● Goal
Reproduce the data exactly.

● Data provided
-- Begin --

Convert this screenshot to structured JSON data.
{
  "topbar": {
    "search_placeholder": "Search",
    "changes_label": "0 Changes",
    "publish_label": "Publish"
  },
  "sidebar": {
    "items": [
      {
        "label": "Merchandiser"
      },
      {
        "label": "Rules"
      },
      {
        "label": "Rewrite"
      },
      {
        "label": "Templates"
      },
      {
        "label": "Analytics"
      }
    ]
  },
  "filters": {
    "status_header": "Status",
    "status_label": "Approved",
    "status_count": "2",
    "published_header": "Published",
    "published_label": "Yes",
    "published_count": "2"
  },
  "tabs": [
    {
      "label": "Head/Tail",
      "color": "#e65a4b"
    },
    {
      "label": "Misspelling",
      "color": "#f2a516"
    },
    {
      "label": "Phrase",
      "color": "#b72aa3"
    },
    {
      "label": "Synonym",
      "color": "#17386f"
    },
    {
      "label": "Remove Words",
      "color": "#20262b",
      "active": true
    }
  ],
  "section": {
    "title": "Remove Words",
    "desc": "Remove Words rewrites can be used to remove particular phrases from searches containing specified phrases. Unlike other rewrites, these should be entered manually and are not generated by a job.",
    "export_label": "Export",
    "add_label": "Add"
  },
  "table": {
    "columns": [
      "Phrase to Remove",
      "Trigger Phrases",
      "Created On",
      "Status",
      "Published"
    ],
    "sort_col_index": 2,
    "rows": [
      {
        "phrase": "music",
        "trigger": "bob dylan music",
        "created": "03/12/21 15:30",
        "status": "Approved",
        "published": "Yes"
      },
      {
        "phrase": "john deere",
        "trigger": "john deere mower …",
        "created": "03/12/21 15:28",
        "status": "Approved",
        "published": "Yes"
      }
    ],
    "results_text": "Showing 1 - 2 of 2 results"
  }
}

-- End --

● The response
Convert this screenshot to structured JSON data.
{
  "topbar": {
    "search_placeholder": "Search",
    "changes_label": "0 Changes",
    "publish_label": "Publish"
  },
  "sidebar": {
    "items": [
      {
        "label": "Merchandiser"
      },
      {
        "label": "Rules"
      },
      {
        "label": "Rewrite"
      },
      {
        "label": "Templates"
      },
      {
        "label": "Analytics"
      }
    ]
  },
  "filters": {
    "status_header": "Status",
    "status_label": "Approved",
    "status_count": "2",
    "published_header": "Published",
    "published_label": "Yes",
    "published_count": "2"
  },
  "tabs": [
    {
      "label": "Head/Tail",
      "color": "#e65a4b"
    },
    {
      "label": "Misspelling",
      "color": "#f2a516"
    },
    {
      "label": "Phrase",
      "color": "#b72aa3"
    },
    {
      "label": "Synonym",
      "color": "#17386f"
    },
    {
      "label": "Remove Words",
      "color": "#20262b",
      "active": true
    }
  ],
  "section": {
    "title": "Remove Words",
    "desc": "Remove Words rewrites can be used to remove particular phrases from searches containing specified phrases. Unlike other rewrites, these should be entered manually and are not generated by a job.",
    "export_label": "Export",
    "add_label": "Add"
  },
  "table": {
    "columns": [
      "Phrase to Remove",
      "Trigger Phrases",
      "Created On",
      "Status",
      "Published"
    ],
    "sort_col_index": 2,
    "rows": [
      {
        "phrase": "music",
        "trigger": "bob dylan music",
        "created": "03/12/21 15:30",
        "status": "Approved",
        "published": "Yes"
      },
      {
        "phrase": "john deere",
        "trigger": "john deere mower …",
        "created": "03/12/21 15:28",
        "status": "Approved",
        "published": "Yes"
      }
    ],
    "results_text": "Showing 1 - 2 of 2 results"
  }
}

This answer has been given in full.